____ RECORDS TO USE

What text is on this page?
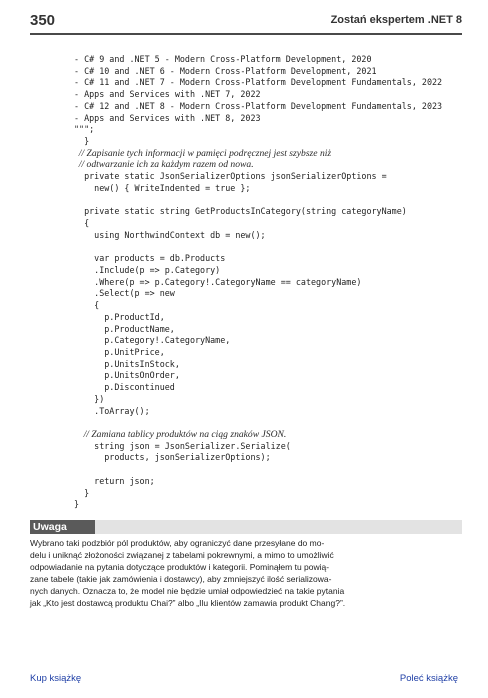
350	Zostań ekspertem .NET 8
- C# 9 and .NET 5 - Modern Cross-Platform Development, 2020
- C# 10 and .NET 6 - Modern Cross-Platform Development, 2021
- C# 11 and .NET 7 - Modern Cross-Platform Development Fundamentals, 2022
- Apps and Services with .NET 7, 2022
- C# 12 and .NET 8 - Modern Cross-Platform Development Fundamentals, 2023
- Apps and Services with .NET 8, 2023
""";
}
// Zapisanie tych informacji w pamięci podręcznej jest szybsze niż
// odtwarzanie ich za każdym razem od nowa.
private static JsonSerializerOptions jsonSerializerOptions =
new() { WriteIndented = true };
private static string GetProductsInCategory(string categoryName)
{
using NorthwindContext db = new();
var products = db.Products
.Include(p => p.Category)
.Where(p => p.Category!.CategoryName == categoryName)
.Select(p => new
{
p.ProductId,
p.ProductName,
p.Category!.CategoryName,
p.UnitPrice,
p.UnitsInStock,
p.UnitsOnOrder,
p.Discontinued
})
.ToArray();
// Zamiana tablicy produktów na ciąg znaków JSON.
string json = JsonSerializer.Serialize(
products, jsonSerializerOptions);
return json;
}
}
Uwaga
Wybrano taki podzbiór pól produktów, aby ograniczyć dane przesyłane do mo-
delu i uniknąć złożoności związanej z tabelami pokrewnymi, a mimo to umożliwić
odpowiadanie na pytania dotyczące produktów i kategorii. Pominąłem tu powią-
zane tabele (takie jak zamówienia i dostawcy), aby zmniejszyć ilość serializowa-
nych danych. Oznacza to, że model nie będzie umiał odpowiedzieć na takie pytania
jak „Kto jest dostawcą produktu Chai?” albo „Ilu klientów zamawia produkt Chang?”.
Kup książkę	Poleć książkę
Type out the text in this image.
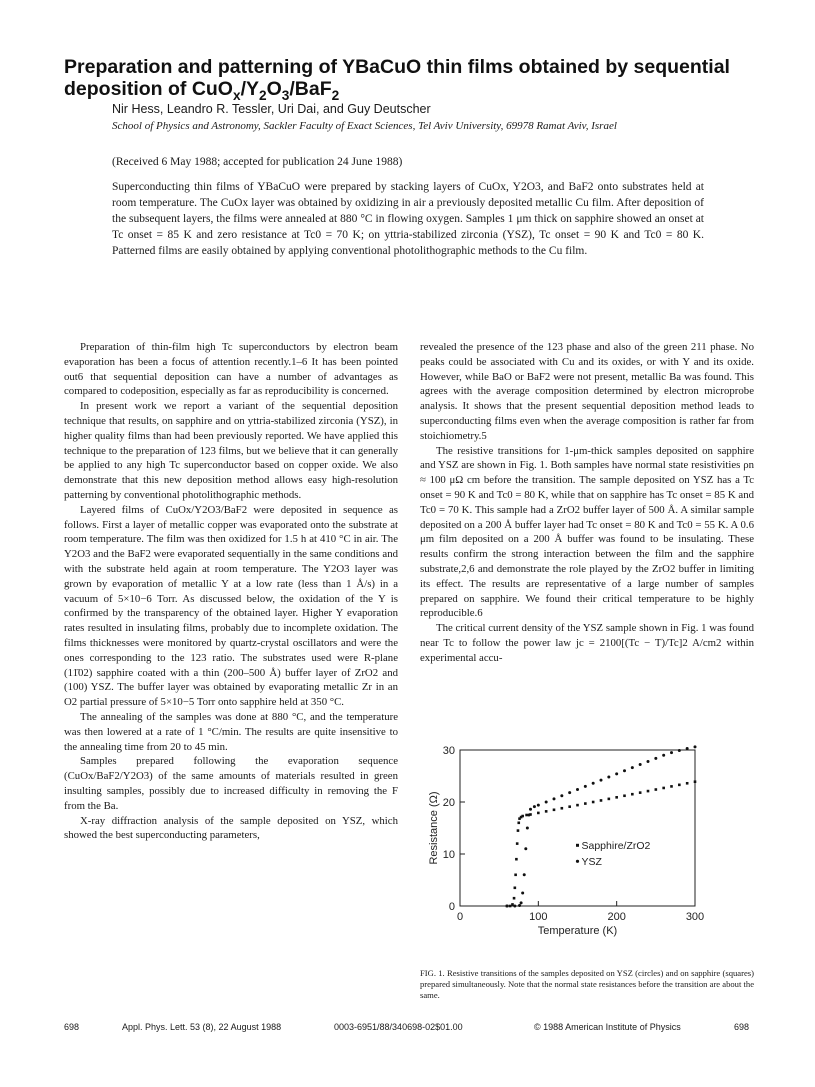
Preparation and patterning of YBaCuO thin films obtained by sequential
deposition of $CuO_x/Y_2O_3/BaF_2$
Nir Hess, Leandro R. Tessler, Uri Dai, and Guy Deutscher
School of Physics and Astronomy, Sackler Faculty of Exact Sciences, Tel Aviv University, 69978 Ramat Aviv, Israel
(Received 6 May 1988; accepted for publication 24 June 1988)
Superconducting thin films of YBaCuO were prepared by stacking layers of CuOx, Y2O3, and BaF2 onto substrates held at room temperature. The CuOx layer was obtained by oxidizing in air a previously deposited metallic Cu film. After deposition of the subsequent layers, the films were annealed at 880 °C in flowing oxygen. Samples 1 μm thick on sapphire showed an onset at Tc onset = 85 K and zero resistance at Tc0 = 70 K; on yttria-stabilized zirconia (YSZ), Tc onset = 90 K and Tc0 = 80 K. Patterned films are easily obtained by applying conventional photolithographic methods to the Cu film.

Preparation of thin-film high Tc superconductors by electron beam evaporation has been a focus of attention recently.1–6 It has been pointed out6 that sequential deposition can have a number of advantages as compared to codeposition, especially as far as reproducibility is concerned.

In present work we report a variant of the sequential deposition technique that results, on sapphire and on yttria-stabilized zirconia (YSZ), in higher quality films than had been previously reported. We have applied this technique to the preparation of 123 films, but we believe that it can generally be applied to any high Tc superconductor based on copper oxide. We also demonstrate that this new deposition method allows easy high-resolution patterning by conventional photolithographic methods.

Layered films of CuOx/Y2O3/BaF2 were deposited in sequence as follows. First a layer of metallic copper was evaporated onto the substrate at room temperature. The film was then oxidized for 1.5 h at 410 °C in air. The Y2O3 and the BaF2 were evaporated sequentially in the same conditions and with the substrate held again at room temperature. The Y2O3 layer was grown by evaporation of metallic Y at a low rate (less than 1 Å/s) in a vacuum of 5×10−6 Torr. As discussed below, the oxidation of the Y is confirmed by the transparency of the obtained layer. Higher Y evaporation rates resulted in insulating films, probably due to incomplete oxidation. The films thicknesses were monitored by quartz-crystal oscillators and were the ones corresponding to the 123 ratio. The substrates used were R-plane (11̄02) sapphire coated with a thin (200–500 Å) buffer layer of ZrO2 and (100) YSZ. The buffer layer was obtained by evaporating metallic Zr in an O2 partial pressure of 5×10−5 Torr onto sapphire held at 350 °C.

The annealing of the samples was done at 880 °C, and the temperature was then lowered at a rate of 1 °C/min. The results are quite insensitive to the annealing time from 20 to 45 min.

Samples prepared following the evaporation sequence (CuOx/BaF2/Y2O3) of the same amounts of materials resulted in green insulting samples, possibly due to increased difficulty in removing the F from the Ba.

X-ray diffraction analysis of the sample deposited on YSZ, which showed the best superconducting parameters,

revealed the presence of the 123 phase and also of the green 211 phase. No peaks could be associated with Cu and its oxides, or with Y and its oxide. However, while BaO or BaF2 were not present, metallic Ba was found. This agrees with the average composition determined by electron microprobe analysis. It shows that the present sequential deposition method leads to superconducting films even when the average composition is rather far from stoichiometry.5

The resistive transitions for 1-μm-thick samples deposited on sapphire and YSZ are shown in Fig. 1. Both samples have normal state resistivities ρn ≈ 100 μΩ cm before the transition. The sample deposited on YSZ has a Tc onset = 90 K and Tc0 = 80 K, while that on sapphire has Tc onset = 85 K and Tc0 = 70 K. This sample had a ZrO2 buffer layer of 500 Å. A similar sample deposited on a 200 Å buffer layer had Tc onset = 80 K and Tc0 = 55 K. A 0.6 μm film deposited on a 200 Å buffer was found to be insulating. These results confirm the strong interaction between the film and the sapphire substrate,2,6 and demonstrate the role played by the ZrO2 buffer in limiting its effect. The results are representative of a large number of samples prepared on sapphire. We found their critical temperature to be highly reproducible.6

The critical current density of the YSZ sample shown in Fig. 1 was found near Tc to follow the power law jc = 2100[(Tc − T)/Tc]2 A/cm2 within experimental accu-

0	100	200	300
0
10
20
30
Temperature (K)
Resistance (Ω)	Sapphire/ZrO2
YSZ
FIG. 1. Resistive transitions of the samples deposited on YSZ (circles) and on sapphire (squares) prepared simultaneously. Note that the normal state resistances before the transition are about the same.
698	Appl. Phys. Lett. 53 (8), 22 August 1988	0003-6951/88/340698-02$01.00	© 1988 American Institute of Physics	698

________

Find and count the lines of the data that include the string "private", and report that figure by itself.

2